> _Job_
Repeat every line of the listing below exactly, minus the pictures.

> _Dataset records_
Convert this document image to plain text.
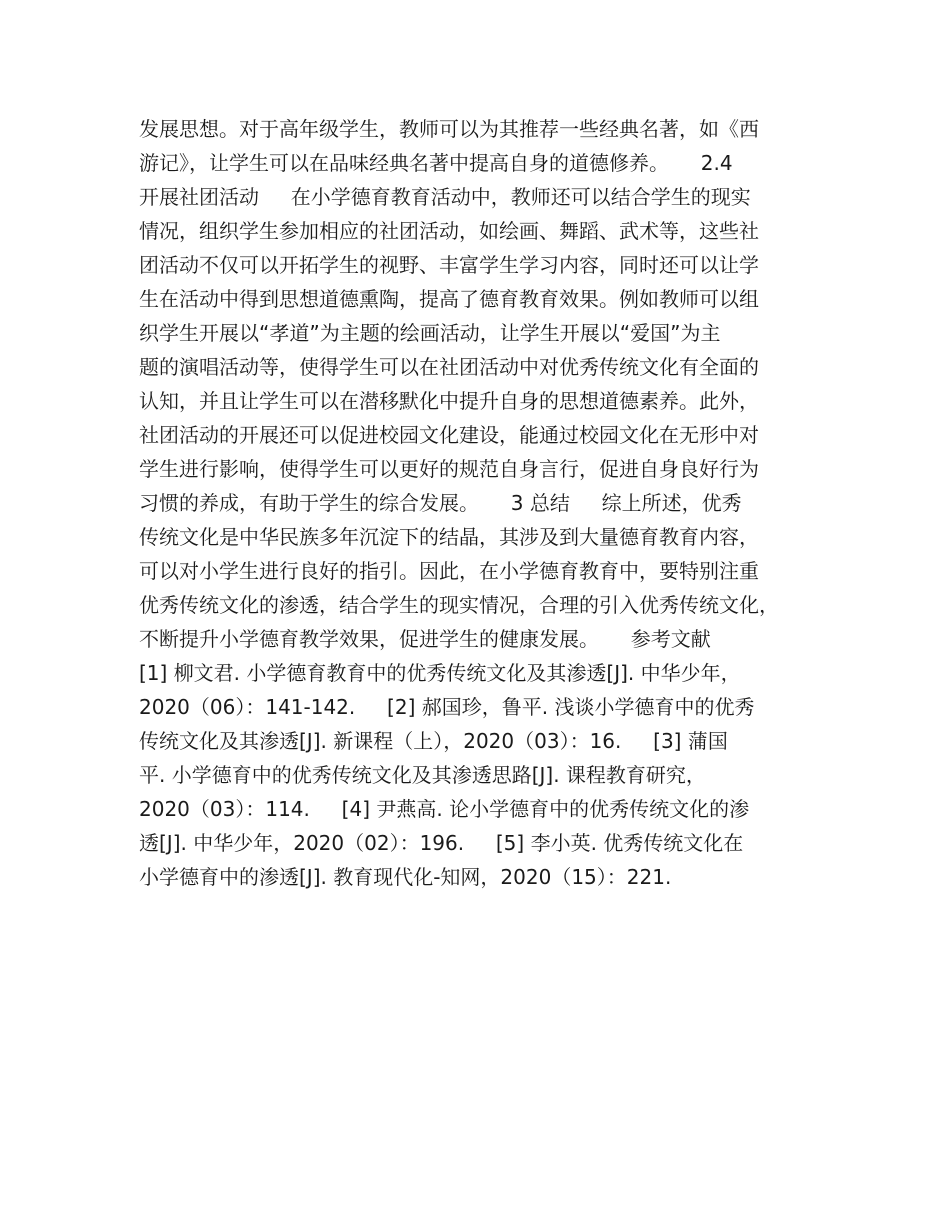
发展思想。对于高年级学生，教师可以为其推荐一些经典名著，如《西
游记》，让学生可以在品味经典名著中提高自身的道德修养。     2.4
开展社团活动     在小学德育教育活动中，教师还可以结合学生的现实
情况，组织学生参加相应的社团活动，如绘画、舞蹈、武术等，这些社
团活动不仅可以开拓学生的视野、丰富学生学习内容，同时还可以让学
生在活动中得到思想道德熏陶，提高了德育教育效果。例如教师可以组
织学生开展以“孝道”为主题的绘画活动，让学生开展以“爱国”为主
题的演唱活动等，使得学生可以在社团活动中对优秀传统文化有全面的
认知，并且让学生可以在潜移默化中提升自身的思想道德素养。此外，
社团活动的开展还可以促进校园文化建设，能通过校园文化在无形中对
学生进行影响，使得学生可以更好的规范自身言行，促进自身良好行为
习惯的养成，有助于学生的综合发展。     3 总结     综上所述，优秀
传统文化是中华民族多年沉淀下的结晶，其涉及到大量德育教育内容，
可以对小学生进行良好的指引。因此，在小学德育教育中，要特别注重
优秀传统文化的渗透，结合学生的现实情况，合理的引入优秀传统文化，
不断提升小学德育教学效果，促进学生的健康发展。     参考文献
[1] 柳文君. 小学德育教育中的优秀传统文化及其渗透[J]. 中华少年，
2020（06）：141-142.     [2] 郝国珍，鲁平. 浅谈小学德育中的优秀
传统文化及其渗透[J]. 新课程（上），2020（03）：16.     [3] 蒲国
平. 小学德育中的优秀传统文化及其渗透思路[J]. 课程教育研究，
2020（03）：114.     [4] 尹燕高. 论小学德育中的优秀传统文化的渗
透[J]. 中华少年，2020（02）：196.     [5] 李小英. 优秀传统文化在
小学德育中的渗透[J]. 教育现代化-知网，2020（15）：221.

> _Exercise answer_
Convert this document image to plain text.
发展思想。对于高年级学生，教师可以为其推荐一些经典名著，如《西
游记》，让学生可以在品味经典名著中提高自身的道德修养。     2.4
开展社团活动     在小学德育教育活动中，教师还可以结合学生的现实
情况，组织学生参加相应的社团活动，如绘画、舞蹈、武术等，这些社
团活动不仅可以开拓学生的视野、丰富学生学习内容，同时还可以让学
生在活动中得到思想道德熏陶，提高了德育教育效果。例如教师可以组
织学生开展以“孝道”为主题的绘画活动，让学生开展以“爱国”为主
题的演唱活动等，使得学生可以在社团活动中对优秀传统文化有全面的
认知，并且让学生可以在潜移默化中提升自身的思想道德素养。此外，
社团活动的开展还可以促进校园文化建设，能通过校园文化在无形中对
学生进行影响，使得学生可以更好的规范自身言行，促进自身良好行为
习惯的养成，有助于学生的综合发展。     3 总结     综上所述，优秀
传统文化是中华民族多年沉淀下的结晶，其涉及到大量德育教育内容，
可以对小学生进行良好的指引。因此，在小学德育教育中，要特别注重
优秀传统文化的渗透，结合学生的现实情况，合理的引入优秀传统文化，
不断提升小学德育教学效果，促进学生的健康发展。     参考文献
[1] 柳文君. 小学德育教育中的优秀传统文化及其渗透[J]. 中华少年，
2020（06）：141-142.     [2] 郝国珍，鲁平. 浅谈小学德育中的优秀
传统文化及其渗透[J]. 新课程（上），2020（03）：16.     [3] 蒲国
平. 小学德育中的优秀传统文化及其渗透思路[J]. 课程教育研究，
2020（03）：114.     [4] 尹燕高. 论小学德育中的优秀传统文化的渗
透[J]. 中华少年，2020（02）：196.     [5] 李小英. 优秀传统文化在
小学德育中的渗透[J]. 教育现代化-知网，2020（15）：221.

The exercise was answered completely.